Pick out the lines in the listing below that contain the word "Surface" and copy them.

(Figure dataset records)
--- begin ---

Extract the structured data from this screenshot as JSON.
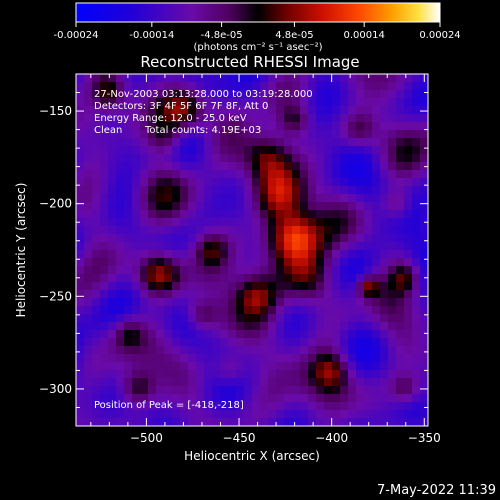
{
  "colorbar": {
    "ticks": [
      {
        "label": "-0.00024",
        "value": -0.00024
      },
      {
        "label": "-0.00014",
        "value": -0.00014
      },
      {
        "label": "-4.8e-05",
        "value": -4.8e-05
      },
      {
        "label": "4.8e-05",
        "value": 4.8e-05
      },
      {
        "label": "0.00014",
        "value": 0.00014
      },
      {
        "label": "0.00024",
        "value": 0.00024
      }
    ],
    "range": [
      -0.00024,
      0.00024
    ],
    "units": "(photons cm⁻² s⁻¹ asec⁻²)"
  },
  "info": {
    "line1": "27-Nov-2003 03:13:28.000 to 03:19:28.000",
    "line2": "Detectors: 3F 4F 5F 6F 7F 8F, Att 0",
    "line3": "Energy Range: 12.0 - 25.0 keV",
    "line4a": "Clean",
    "line4b": "Total counts: 4.19E+03"
  },
  "peak_label": "Position of Peak = [-418,-218]",
  "footer_date": "7-May-2022 11:39",
  "chart_data": {
    "type": "heatmap",
    "title": "Reconstructed RHESSI Image",
    "xlabel": "Heliocentric X (arcsec)",
    "ylabel": "Heliocentric Y (arcsec)",
    "xlim": [
      -538,
      -348
    ],
    "ylim": [
      -320,
      -130
    ],
    "xticks": [
      -500,
      -450,
      -400,
      -350
    ],
    "yticks": [
      -300,
      -250,
      -200,
      -150
    ],
    "peak": [
      -418,
      -218
    ],
    "colormap": "rainbow-to-white (negative: blue/purple, positive: red/orange/yellow/white)",
    "features": [
      {
        "x": -420,
        "y": -218,
        "amp": 0.00024,
        "width": 10
      },
      {
        "x": -428,
        "y": -195,
        "amp": 0.00018,
        "width": 10
      },
      {
        "x": -435,
        "y": -175,
        "amp": 0.00016,
        "width": 9
      },
      {
        "x": -413,
        "y": -240,
        "amp": 0.00014,
        "width": 10
      },
      {
        "x": -493,
        "y": -238,
        "amp": 0.00018,
        "width": 8
      },
      {
        "x": -480,
        "y": -150,
        "amp": 0.00017,
        "width": 8
      },
      {
        "x": -505,
        "y": -300,
        "amp": 0.00014,
        "width": 7
      },
      {
        "x": -490,
        "y": -165,
        "amp": 0.0001,
        "width": 7
      },
      {
        "x": -380,
        "y": -245,
        "amp": 0.00015,
        "width": 4
      },
      {
        "x": -360,
        "y": -240,
        "amp": 0.00012,
        "width": 6
      },
      {
        "x": -470,
        "y": -260,
        "amp": 0.0001,
        "width": 6
      },
      {
        "x": -440,
        "y": -250,
        "amp": 0.00012,
        "width": 8
      },
      {
        "x": -400,
        "y": -290,
        "amp": 0.00011,
        "width": 7
      },
      {
        "x": -465,
        "y": -225,
        "amp": 9e-05,
        "width": 6
      },
      {
        "x": -385,
        "y": -160,
        "amp": 0.0001,
        "width": 7
      },
      {
        "x": -365,
        "y": -200,
        "amp": 9e-05,
        "width": 6
      },
      {
        "x": -455,
        "y": -290,
        "amp": 0.00011,
        "width": 7
      },
      {
        "x": -510,
        "y": -270,
        "amp": 9e-05,
        "width": 6
      },
      {
        "x": -360,
        "y": -300,
        "amp": 0.0001,
        "width": 6
      },
      {
        "x": -520,
        "y": -140,
        "amp": 0.00012,
        "width": 6
      },
      {
        "x": -420,
        "y": -155,
        "amp": 0.0001,
        "width": 6
      }
    ]
  }
}
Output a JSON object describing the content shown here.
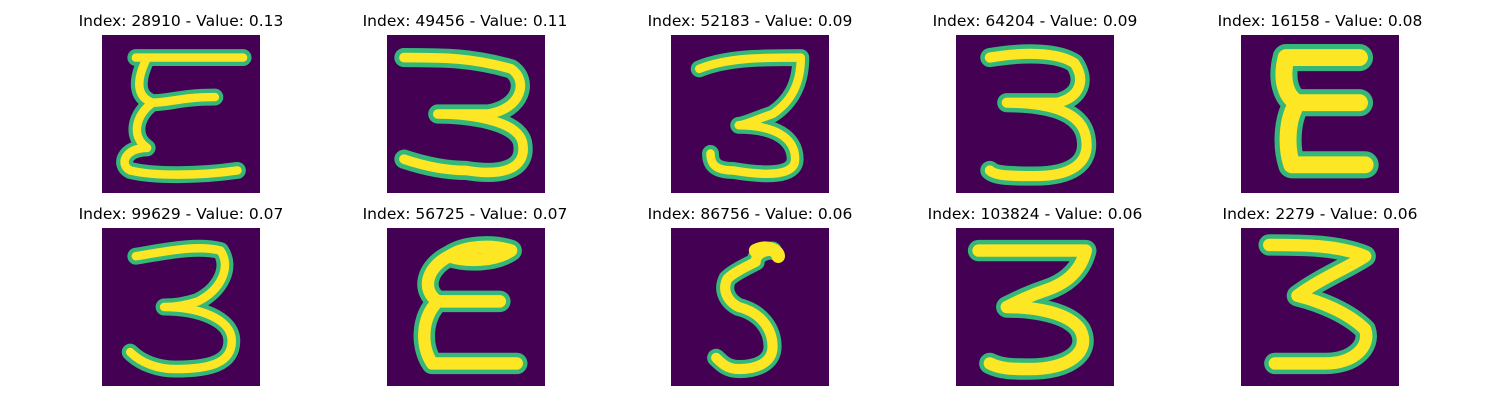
{
  "panels": [
    {
      "title": "Index: 28910 - Value: 0.13",
      "depicts": "handwritten-epsilon-like-3"
    },
    {
      "title": "Index: 49456 - Value: 0.11",
      "depicts": "handwritten-3"
    },
    {
      "title": "Index: 52183 - Value: 0.09",
      "depicts": "handwritten-3"
    },
    {
      "title": "Index: 64204 - Value: 0.09",
      "depicts": "handwritten-3"
    },
    {
      "title": "Index: 16158 - Value: 0.08",
      "depicts": "handwritten-E"
    },
    {
      "title": "Index: 99629 - Value: 0.07",
      "depicts": "handwritten-3"
    },
    {
      "title": "Index: 56725 - Value: 0.07",
      "depicts": "handwritten-E"
    },
    {
      "title": "Index: 86756 - Value: 0.06",
      "depicts": "handwritten-5"
    },
    {
      "title": "Index: 103824 - Value: 0.06",
      "depicts": "handwritten-3"
    },
    {
      "title": "Index: 2279 - Value: 0.06",
      "depicts": "handwritten-3"
    }
  ],
  "colors": {
    "background": "#440154",
    "stroke_core": "#fde725",
    "stroke_edge": "#35b779",
    "title_text": "#000000"
  }
}
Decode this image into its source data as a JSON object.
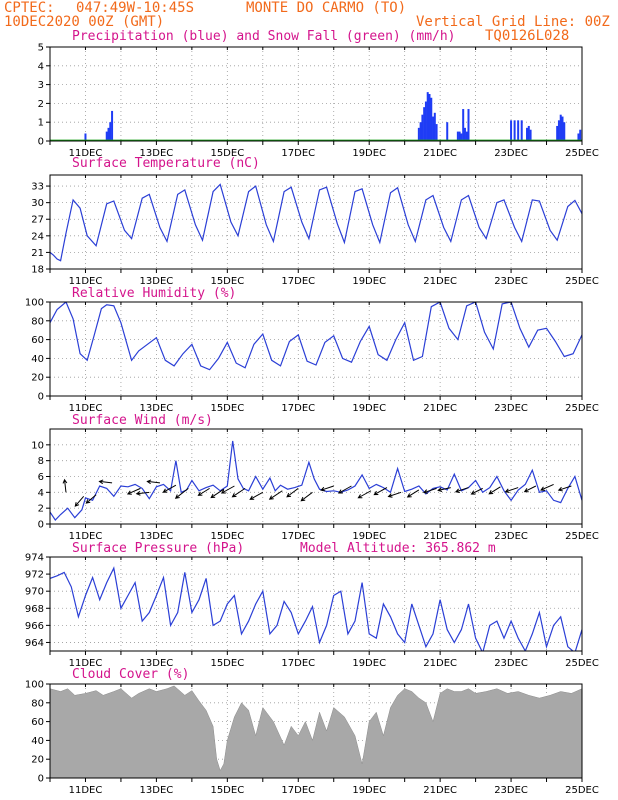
{
  "header": {
    "source": "CPTEC:",
    "coords": "047:49W-10:45S",
    "station": "MONTE DO CARMO (TO)",
    "run": "10DEC2020 00Z (GMT)",
    "grid_note": "Vertical Grid Line: 00Z",
    "code": "TQ0126L028"
  },
  "x_axis": {
    "start": "10DEC2020 00Z",
    "end": "25DEC2020 00Z",
    "day_ticks": [
      1,
      2,
      3,
      4,
      5,
      6,
      7,
      8,
      9,
      10,
      11,
      12,
      13,
      14,
      15
    ],
    "labels": [
      {
        "day": 1,
        "text": "11DEC"
      },
      {
        "day": 3,
        "text": "13DEC"
      },
      {
        "day": 5,
        "text": "15DEC"
      },
      {
        "day": 7,
        "text": "17DEC"
      },
      {
        "day": 9,
        "text": "19DEC"
      },
      {
        "day": 11,
        "text": "21DEC"
      },
      {
        "day": 13,
        "text": "23DEC"
      },
      {
        "day": 15,
        "text": "25DEC"
      }
    ]
  },
  "colors": {
    "line": "#2b3fd6",
    "precip": "#1f3cf5",
    "snow": "#1aa01a",
    "cloud": "#a8a8a8",
    "title": "#d4148c",
    "header": "#f26a1b",
    "arrow": "#000000"
  },
  "chart_data": [
    {
      "id": "precip",
      "type": "bar",
      "title": "Precipitation (blue) and Snow Fall (green) (mm/h)",
      "ylim": [
        0,
        5
      ],
      "yticks": [
        0,
        1,
        2,
        3,
        4,
        5
      ],
      "grid": true,
      "series": [
        {
          "name": "Precipitation",
          "x": [
            1.0,
            1.6,
            1.65,
            1.7,
            1.75,
            10.4,
            10.45,
            10.5,
            10.55,
            10.6,
            10.65,
            10.7,
            10.75,
            10.8,
            10.85,
            10.9,
            11.2,
            11.5,
            11.55,
            11.6,
            11.65,
            11.7,
            11.75,
            11.8,
            13.0,
            13.1,
            13.2,
            13.3,
            13.45,
            13.5,
            13.55,
            14.3,
            14.35,
            14.4,
            14.45,
            14.5,
            14.9,
            14.95
          ],
          "values": [
            0.4,
            0.5,
            0.7,
            1.0,
            1.6,
            0.7,
            1.0,
            1.4,
            1.8,
            2.1,
            2.6,
            2.5,
            2.3,
            1.3,
            1.5,
            0.9,
            1.0,
            0.5,
            0.5,
            0.4,
            1.7,
            0.7,
            0.5,
            1.7,
            1.1,
            1.1,
            1.1,
            1.1,
            0.7,
            0.8,
            0.6,
            0.8,
            1.1,
            1.4,
            1.3,
            1.0,
            0.4,
            0.6
          ]
        },
        {
          "name": "Snow Fall",
          "x": [
            0,
            15
          ],
          "values": [
            0,
            0
          ]
        }
      ]
    },
    {
      "id": "temperature",
      "type": "line",
      "title": "Surface Temperature (nC)",
      "ylim": [
        18,
        35
      ],
      "yticks": [
        18,
        21,
        24,
        27,
        30,
        33
      ],
      "grid": true,
      "series": [
        {
          "name": "Temperature",
          "x": [
            0,
            0.1,
            0.2,
            0.3,
            0.45,
            0.65,
            0.85,
            1.05,
            1.3,
            1.6,
            1.8,
            2.1,
            2.3,
            2.6,
            2.8,
            3.1,
            3.3,
            3.6,
            3.8,
            4.1,
            4.3,
            4.6,
            4.8,
            5.1,
            5.3,
            5.6,
            5.8,
            6.1,
            6.3,
            6.6,
            6.8,
            7.1,
            7.3,
            7.6,
            7.8,
            8.1,
            8.3,
            8.6,
            8.8,
            9.1,
            9.3,
            9.6,
            9.8,
            10.1,
            10.3,
            10.6,
            10.8,
            11.1,
            11.3,
            11.6,
            11.8,
            12.1,
            12.3,
            12.6,
            12.8,
            13.1,
            13.3,
            13.6,
            13.8,
            14.1,
            14.3,
            14.6,
            14.8,
            15.0
          ],
          "values": [
            21.0,
            20.5,
            19.8,
            19.5,
            24.5,
            30.5,
            29.0,
            24.0,
            22.2,
            29.8,
            30.3,
            25.0,
            23.5,
            30.8,
            31.5,
            25.5,
            23.0,
            31.5,
            32.3,
            26.0,
            23.2,
            32.0,
            33.3,
            26.5,
            24.0,
            32.0,
            33.0,
            26.0,
            23.0,
            32.0,
            32.8,
            26.5,
            23.5,
            32.3,
            32.8,
            26.2,
            22.8,
            32.0,
            32.5,
            26.0,
            22.8,
            31.8,
            32.7,
            26.0,
            23.0,
            30.5,
            31.3,
            25.5,
            23.0,
            30.5,
            31.3,
            25.5,
            23.5,
            30.0,
            30.5,
            25.5,
            23.0,
            30.5,
            30.3,
            25.0,
            23.2,
            29.3,
            30.4,
            28.0
          ]
        }
      ]
    },
    {
      "id": "humidity",
      "type": "line",
      "title": "Relative Humidity (%)",
      "ylim": [
        0,
        100
      ],
      "yticks": [
        0,
        20,
        40,
        60,
        80,
        100
      ],
      "grid": true,
      "series": [
        {
          "name": "Relative Humidity",
          "x": [
            0,
            0.2,
            0.45,
            0.65,
            0.85,
            1.05,
            1.25,
            1.45,
            1.6,
            1.8,
            2.0,
            2.3,
            2.5,
            2.75,
            3.0,
            3.25,
            3.5,
            3.75,
            4.0,
            4.25,
            4.5,
            4.75,
            5.0,
            5.25,
            5.5,
            5.75,
            6.0,
            6.25,
            6.5,
            6.75,
            7.0,
            7.25,
            7.5,
            7.75,
            8.0,
            8.25,
            8.5,
            8.75,
            9.0,
            9.25,
            9.5,
            9.75,
            10.0,
            10.25,
            10.5,
            10.75,
            11.0,
            11.25,
            11.5,
            11.75,
            12.0,
            12.25,
            12.5,
            12.75,
            13.0,
            13.25,
            13.5,
            13.75,
            14.0,
            14.25,
            14.5,
            14.75,
            15.0
          ],
          "values": [
            78,
            92,
            100,
            82,
            45,
            38,
            65,
            93,
            97,
            96,
            78,
            38,
            48,
            55,
            62,
            38,
            32,
            45,
            55,
            32,
            28,
            40,
            57,
            35,
            30,
            55,
            66,
            38,
            32,
            58,
            65,
            37,
            33,
            57,
            64,
            40,
            36,
            58,
            74,
            44,
            38,
            60,
            78,
            38,
            42,
            95,
            100,
            72,
            60,
            96,
            100,
            68,
            50,
            98,
            100,
            72,
            52,
            70,
            72,
            58,
            42,
            45,
            65
          ]
        }
      ]
    },
    {
      "id": "wind",
      "type": "line",
      "title": "Surface Wind (m/s)",
      "ylim": [
        0,
        12
      ],
      "yticks": [
        0,
        2,
        4,
        6,
        8,
        10
      ],
      "grid": true,
      "series": [
        {
          "name": "Wind Speed",
          "x": [
            0,
            0.15,
            0.3,
            0.5,
            0.7,
            0.9,
            1.0,
            1.2,
            1.4,
            1.6,
            1.8,
            2.0,
            2.2,
            2.4,
            2.6,
            2.8,
            3.0,
            3.2,
            3.4,
            3.55,
            3.7,
            3.85,
            4.0,
            4.2,
            4.4,
            4.6,
            4.8,
            5.0,
            5.15,
            5.3,
            5.45,
            5.6,
            5.8,
            6.0,
            6.2,
            6.35,
            6.5,
            6.7,
            6.9,
            7.1,
            7.3,
            7.45,
            7.6,
            7.8,
            8.0,
            8.2,
            8.4,
            8.6,
            8.8,
            9.0,
            9.2,
            9.4,
            9.6,
            9.8,
            10.0,
            10.2,
            10.4,
            10.6,
            10.8,
            11.0,
            11.2,
            11.4,
            11.6,
            11.8,
            12.0,
            12.2,
            12.4,
            12.6,
            12.8,
            13.0,
            13.2,
            13.4,
            13.6,
            13.8,
            14.0,
            14.2,
            14.4,
            14.6,
            14.8,
            15.0
          ],
          "values": [
            1.5,
            0.5,
            1.2,
            2.0,
            0.8,
            1.8,
            3.3,
            3.0,
            4.8,
            4.5,
            3.5,
            4.8,
            4.7,
            5.0,
            4.5,
            3.2,
            4.7,
            5.0,
            4.2,
            8.0,
            4.0,
            4.3,
            5.5,
            4.2,
            4.6,
            4.9,
            4.2,
            4.8,
            10.5,
            5.7,
            4.5,
            4.2,
            6.0,
            4.4,
            5.8,
            4.2,
            4.9,
            4.4,
            4.6,
            4.9,
            7.8,
            5.7,
            4.4,
            4.1,
            4.2,
            4.0,
            4.3,
            4.8,
            6.2,
            4.5,
            5.0,
            4.6,
            4.0,
            7.0,
            4.1,
            4.4,
            4.8,
            3.8,
            4.5,
            4.7,
            4.3,
            6.3,
            4.2,
            4.6,
            5.5,
            4.0,
            4.6,
            6.0,
            4.2,
            3.0,
            4.3,
            5.0,
            6.8,
            4.0,
            4.2,
            3.0,
            2.7,
            4.5,
            6.0,
            3.0
          ]
        },
        {
          "name": "Wind Direction",
          "type": "vectors",
          "x": [
            0.45,
            0.95,
            1.3,
            1.75,
            2.55,
            2.8,
            3.1,
            3.55,
            3.9,
            4.5,
            4.9,
            5.2,
            5.5,
            6.0,
            6.55,
            7.0,
            7.4,
            8.0,
            8.5,
            9.05,
            9.5,
            9.9,
            10.4,
            10.9,
            11.3,
            11.8,
            12.2,
            12.7,
            13.2,
            13.7,
            14.2,
            14.7
          ],
          "y": [
            4.0,
            3.5,
            3.7,
            5.2,
            4.5,
            4.0,
            5.2,
            4.9,
            4.5,
            4.5,
            4.4,
            4.8,
            4.5,
            4.0,
            4.2,
            4.5,
            4.0,
            4.8,
            4.8,
            4.2,
            4.6,
            4.0,
            4.3,
            4.5,
            4.6,
            4.6,
            4.5,
            4.7,
            4.6,
            4.8,
            5.0,
            4.8
          ],
          "u": [
            -0.1,
            -0.6,
            -0.7,
            -0.9,
            -0.9,
            -0.9,
            -0.9,
            -0.9,
            -0.9,
            -0.8,
            -0.9,
            -0.9,
            -0.9,
            -0.9,
            -0.9,
            -0.8,
            -0.8,
            -0.9,
            -0.9,
            -0.9,
            -0.9,
            -0.9,
            -0.8,
            -0.9,
            -0.9,
            -0.9,
            -0.8,
            -0.8,
            -0.9,
            -0.8,
            -0.9,
            -0.9
          ],
          "v": [
            0.9,
            -0.7,
            -0.6,
            0.1,
            -0.4,
            -0.1,
            0.1,
            -0.5,
            -0.7,
            -0.5,
            -0.6,
            -0.5,
            -0.6,
            -0.5,
            -0.6,
            -0.6,
            -0.6,
            -0.3,
            -0.5,
            -0.5,
            -0.5,
            -0.3,
            -0.5,
            -0.3,
            -0.2,
            -0.3,
            -0.4,
            -0.5,
            -0.3,
            -0.4,
            -0.4,
            -0.3
          ]
        }
      ]
    },
    {
      "id": "pressure",
      "type": "line",
      "title": "Surface Pressure (hPa)",
      "annotation": "Model Altitude: 365.862 m",
      "ylim": [
        963,
        974
      ],
      "yticks": [
        964,
        966,
        968,
        970,
        972,
        974
      ],
      "grid": true,
      "series": [
        {
          "name": "Surface Pressure",
          "x": [
            0,
            0.2,
            0.4,
            0.6,
            0.8,
            1.0,
            1.2,
            1.4,
            1.6,
            1.8,
            2.0,
            2.2,
            2.4,
            2.6,
            2.8,
            3.0,
            3.2,
            3.4,
            3.6,
            3.8,
            4.0,
            4.2,
            4.4,
            4.6,
            4.8,
            5.0,
            5.2,
            5.4,
            5.6,
            5.8,
            6.0,
            6.2,
            6.4,
            6.6,
            6.8,
            7.0,
            7.2,
            7.4,
            7.6,
            7.8,
            8.0,
            8.2,
            8.4,
            8.6,
            8.8,
            9.0,
            9.2,
            9.4,
            9.6,
            9.8,
            10.0,
            10.2,
            10.4,
            10.6,
            10.8,
            11.0,
            11.2,
            11.4,
            11.6,
            11.8,
            12.0,
            12.2,
            12.4,
            12.6,
            12.8,
            13.0,
            13.2,
            13.4,
            13.6,
            13.8,
            14.0,
            14.2,
            14.4,
            14.6,
            14.8,
            15.0
          ],
          "values": [
            971.5,
            971.8,
            972.2,
            970.5,
            967.0,
            969.5,
            971.6,
            969.0,
            971.0,
            972.7,
            968.0,
            969.5,
            971.0,
            966.5,
            967.5,
            969.5,
            971.6,
            966.0,
            967.5,
            972.2,
            967.5,
            969.0,
            971.5,
            966.0,
            966.5,
            968.5,
            969.5,
            965.0,
            966.5,
            968.5,
            970.0,
            965.0,
            966.0,
            968.8,
            967.5,
            965.0,
            966.5,
            968.2,
            964.0,
            966.0,
            969.5,
            970.0,
            965.0,
            966.5,
            971.0,
            965.0,
            964.5,
            968.5,
            967.0,
            965.0,
            964.0,
            968.5,
            966.0,
            963.5,
            965.0,
            969.0,
            965.5,
            964.0,
            965.5,
            968.5,
            964.5,
            962.8,
            966.0,
            966.5,
            964.5,
            966.5,
            964.5,
            963.0,
            965.0,
            967.5,
            963.5,
            966.0,
            967.0,
            963.5,
            962.8,
            965.5
          ]
        }
      ]
    },
    {
      "id": "cloud",
      "type": "area",
      "title": "Cloud Cover (%)",
      "ylim": [
        0,
        100
      ],
      "yticks": [
        0,
        20,
        40,
        60,
        80,
        100
      ],
      "grid": true,
      "series": [
        {
          "name": "Cloud Cover",
          "x": [
            0,
            0.3,
            0.5,
            0.7,
            1.0,
            1.3,
            1.5,
            1.8,
            2.0,
            2.3,
            2.5,
            2.8,
            3.0,
            3.3,
            3.5,
            3.8,
            4.0,
            4.2,
            4.4,
            4.6,
            4.7,
            4.8,
            4.9,
            5.0,
            5.2,
            5.4,
            5.6,
            5.8,
            6.0,
            6.3,
            6.6,
            6.8,
            7.0,
            7.2,
            7.4,
            7.6,
            7.8,
            8.0,
            8.3,
            8.6,
            8.8,
            9.0,
            9.2,
            9.4,
            9.6,
            9.8,
            10.0,
            10.2,
            10.4,
            10.6,
            10.8,
            11.0,
            11.2,
            11.4,
            11.6,
            11.8,
            12.0,
            12.3,
            12.6,
            12.9,
            13.2,
            13.5,
            13.8,
            14.1,
            14.4,
            14.7,
            15.0
          ],
          "values": [
            95,
            92,
            95,
            88,
            90,
            93,
            88,
            92,
            95,
            85,
            90,
            95,
            92,
            95,
            98,
            88,
            93,
            82,
            72,
            55,
            20,
            8,
            15,
            40,
            65,
            80,
            72,
            45,
            75,
            60,
            35,
            55,
            45,
            60,
            40,
            70,
            50,
            75,
            65,
            45,
            15,
            60,
            70,
            45,
            75,
            88,
            95,
            92,
            85,
            80,
            60,
            90,
            95,
            92,
            92,
            95,
            90,
            92,
            95,
            90,
            92,
            88,
            85,
            88,
            92,
            90,
            95
          ]
        }
      ]
    }
  ]
}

--- end ---

SOLUTION TO THIS PROBLEM:
      "title": "Surface Temperature (nC)",
      "title": "Surface Wind (m/s)",
      "title": "Surface Pressure (hPa)",
          "name": "Surface Pressure",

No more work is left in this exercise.